Source data
++++

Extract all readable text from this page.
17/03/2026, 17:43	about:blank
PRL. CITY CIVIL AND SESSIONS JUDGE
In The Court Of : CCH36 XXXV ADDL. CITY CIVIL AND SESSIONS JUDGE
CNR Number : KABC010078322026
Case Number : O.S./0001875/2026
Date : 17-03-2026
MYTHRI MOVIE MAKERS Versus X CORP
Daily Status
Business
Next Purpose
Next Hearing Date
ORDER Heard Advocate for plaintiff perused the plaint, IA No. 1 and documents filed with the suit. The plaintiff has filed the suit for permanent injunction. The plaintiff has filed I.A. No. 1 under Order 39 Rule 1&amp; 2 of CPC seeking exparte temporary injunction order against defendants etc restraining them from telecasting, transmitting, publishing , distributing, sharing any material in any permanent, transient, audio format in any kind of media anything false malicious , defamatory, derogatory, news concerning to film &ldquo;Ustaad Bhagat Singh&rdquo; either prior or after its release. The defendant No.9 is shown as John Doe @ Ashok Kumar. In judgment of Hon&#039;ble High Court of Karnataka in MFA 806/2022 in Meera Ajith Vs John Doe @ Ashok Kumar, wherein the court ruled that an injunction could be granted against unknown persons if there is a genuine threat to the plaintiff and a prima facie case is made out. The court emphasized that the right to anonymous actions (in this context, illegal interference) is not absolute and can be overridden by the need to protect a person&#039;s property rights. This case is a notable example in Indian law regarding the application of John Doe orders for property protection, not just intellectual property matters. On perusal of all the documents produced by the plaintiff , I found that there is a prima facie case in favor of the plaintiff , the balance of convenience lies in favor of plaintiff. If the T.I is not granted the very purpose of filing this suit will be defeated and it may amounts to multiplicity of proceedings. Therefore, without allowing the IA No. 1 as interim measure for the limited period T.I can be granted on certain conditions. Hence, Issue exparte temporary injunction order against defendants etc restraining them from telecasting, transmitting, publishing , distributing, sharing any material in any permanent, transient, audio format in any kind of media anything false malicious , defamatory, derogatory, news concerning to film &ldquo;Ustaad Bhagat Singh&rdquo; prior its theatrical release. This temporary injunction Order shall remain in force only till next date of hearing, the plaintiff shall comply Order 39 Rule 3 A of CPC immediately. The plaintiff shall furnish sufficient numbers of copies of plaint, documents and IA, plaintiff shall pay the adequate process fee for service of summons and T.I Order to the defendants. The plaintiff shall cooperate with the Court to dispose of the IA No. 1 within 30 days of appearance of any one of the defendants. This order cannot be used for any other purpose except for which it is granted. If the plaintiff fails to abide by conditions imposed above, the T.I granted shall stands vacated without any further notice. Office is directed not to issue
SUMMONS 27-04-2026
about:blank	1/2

++++

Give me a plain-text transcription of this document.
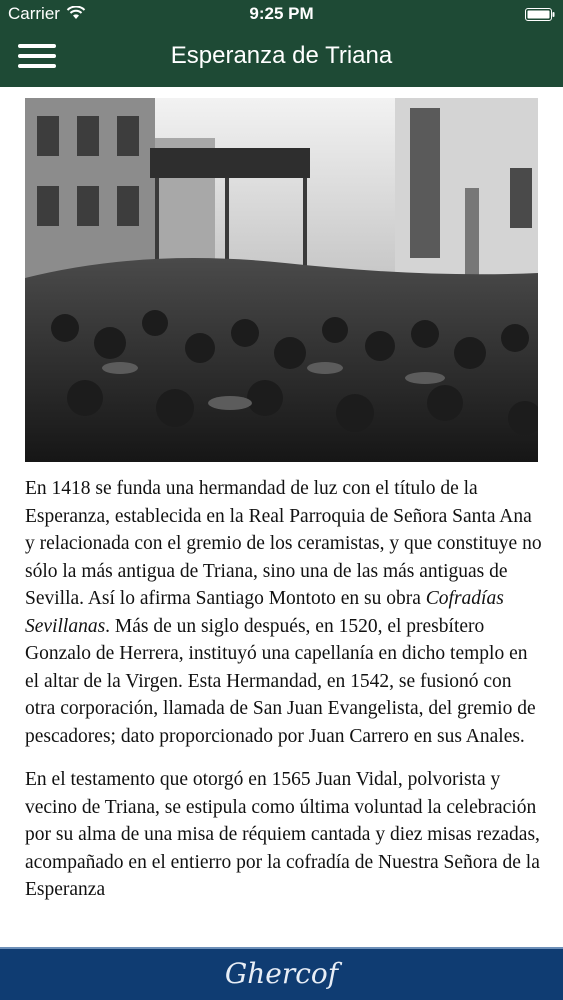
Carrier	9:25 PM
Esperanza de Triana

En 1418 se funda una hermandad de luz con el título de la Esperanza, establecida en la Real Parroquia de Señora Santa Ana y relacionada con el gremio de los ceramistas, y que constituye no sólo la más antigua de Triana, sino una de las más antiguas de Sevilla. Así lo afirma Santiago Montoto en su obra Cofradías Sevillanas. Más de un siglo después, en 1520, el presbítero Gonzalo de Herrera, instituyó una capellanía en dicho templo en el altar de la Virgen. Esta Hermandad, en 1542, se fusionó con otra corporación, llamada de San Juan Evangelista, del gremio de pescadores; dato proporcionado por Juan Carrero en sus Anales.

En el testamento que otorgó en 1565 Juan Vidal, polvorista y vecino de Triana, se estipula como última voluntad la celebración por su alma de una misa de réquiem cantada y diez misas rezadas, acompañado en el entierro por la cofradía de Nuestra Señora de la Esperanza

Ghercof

++++

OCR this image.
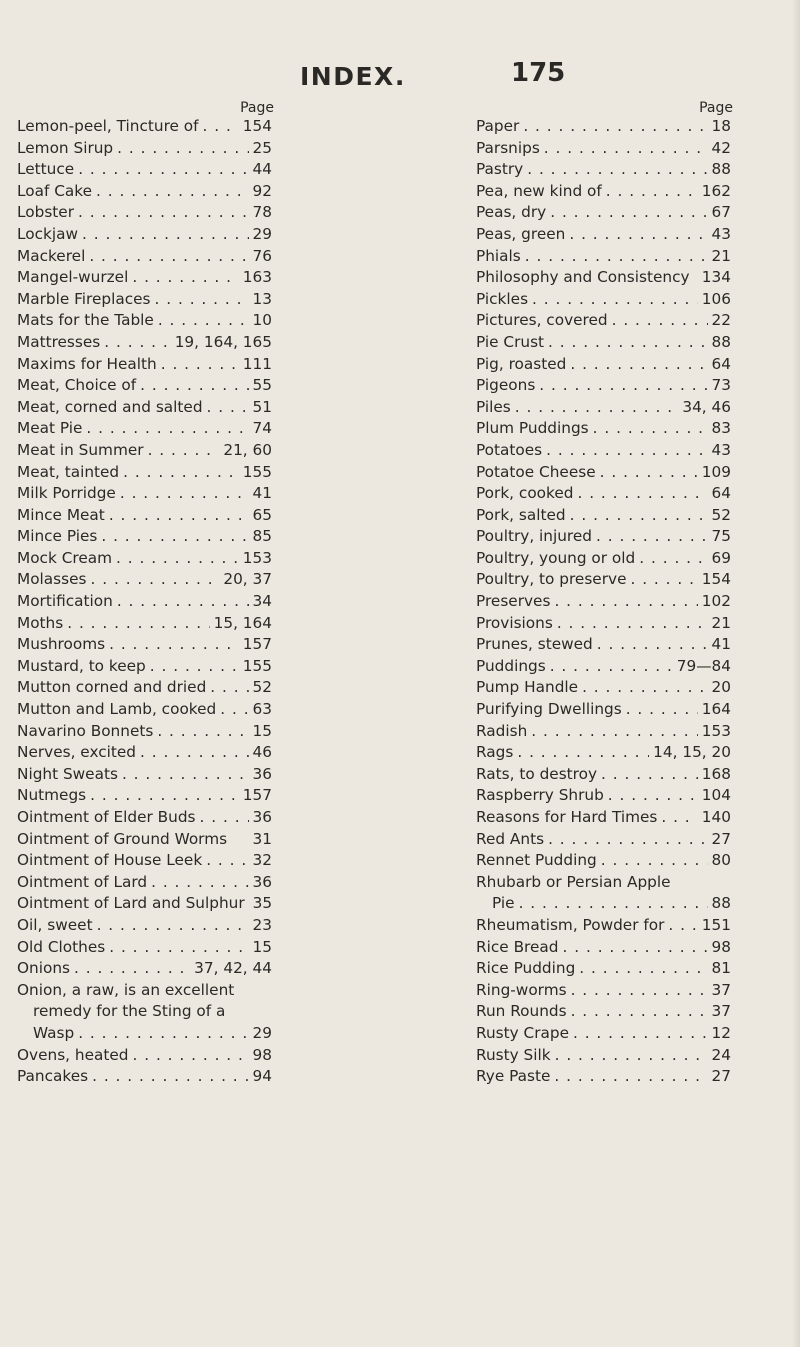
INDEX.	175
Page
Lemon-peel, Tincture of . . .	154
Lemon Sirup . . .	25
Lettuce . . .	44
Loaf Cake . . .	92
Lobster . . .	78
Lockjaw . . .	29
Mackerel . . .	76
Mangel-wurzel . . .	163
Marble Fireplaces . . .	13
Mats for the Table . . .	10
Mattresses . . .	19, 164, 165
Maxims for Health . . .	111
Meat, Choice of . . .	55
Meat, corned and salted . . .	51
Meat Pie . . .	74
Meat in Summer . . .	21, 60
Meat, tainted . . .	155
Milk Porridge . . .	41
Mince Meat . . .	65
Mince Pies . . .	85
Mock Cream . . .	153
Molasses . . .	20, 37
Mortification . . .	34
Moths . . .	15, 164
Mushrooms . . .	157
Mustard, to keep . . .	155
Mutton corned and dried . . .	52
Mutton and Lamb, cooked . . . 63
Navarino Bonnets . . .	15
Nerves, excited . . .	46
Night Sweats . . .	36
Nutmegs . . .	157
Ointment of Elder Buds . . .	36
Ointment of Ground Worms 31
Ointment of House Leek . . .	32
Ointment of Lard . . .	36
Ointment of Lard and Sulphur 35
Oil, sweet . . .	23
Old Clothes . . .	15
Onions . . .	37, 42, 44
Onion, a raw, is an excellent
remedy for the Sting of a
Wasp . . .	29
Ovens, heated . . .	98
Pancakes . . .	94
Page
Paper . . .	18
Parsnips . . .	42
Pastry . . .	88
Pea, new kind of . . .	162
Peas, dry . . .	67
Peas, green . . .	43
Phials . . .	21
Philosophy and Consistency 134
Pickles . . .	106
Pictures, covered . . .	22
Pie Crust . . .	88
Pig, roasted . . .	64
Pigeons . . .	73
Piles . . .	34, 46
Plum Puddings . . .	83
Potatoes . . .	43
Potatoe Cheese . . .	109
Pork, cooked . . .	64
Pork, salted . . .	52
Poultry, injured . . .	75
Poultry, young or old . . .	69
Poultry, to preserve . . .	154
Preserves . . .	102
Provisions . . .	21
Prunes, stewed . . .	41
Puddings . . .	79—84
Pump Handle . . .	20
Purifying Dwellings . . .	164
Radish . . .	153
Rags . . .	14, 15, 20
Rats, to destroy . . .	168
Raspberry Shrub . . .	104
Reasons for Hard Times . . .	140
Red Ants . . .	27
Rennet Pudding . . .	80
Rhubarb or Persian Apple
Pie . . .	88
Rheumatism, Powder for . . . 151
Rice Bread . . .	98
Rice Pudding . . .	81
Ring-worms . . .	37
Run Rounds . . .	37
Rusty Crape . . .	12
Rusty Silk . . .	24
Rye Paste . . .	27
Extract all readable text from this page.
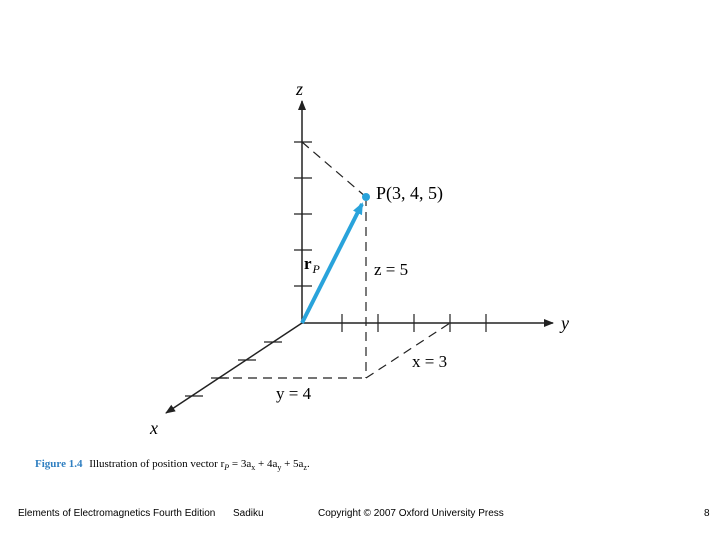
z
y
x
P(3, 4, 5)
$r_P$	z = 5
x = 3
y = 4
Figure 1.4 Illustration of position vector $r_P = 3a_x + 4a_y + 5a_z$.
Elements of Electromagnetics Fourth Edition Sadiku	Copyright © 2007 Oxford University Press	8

++++

> _Short problem_
Figure out how many lines above include the string "salted", then report that number and nothing else.

> _Result for this task_
2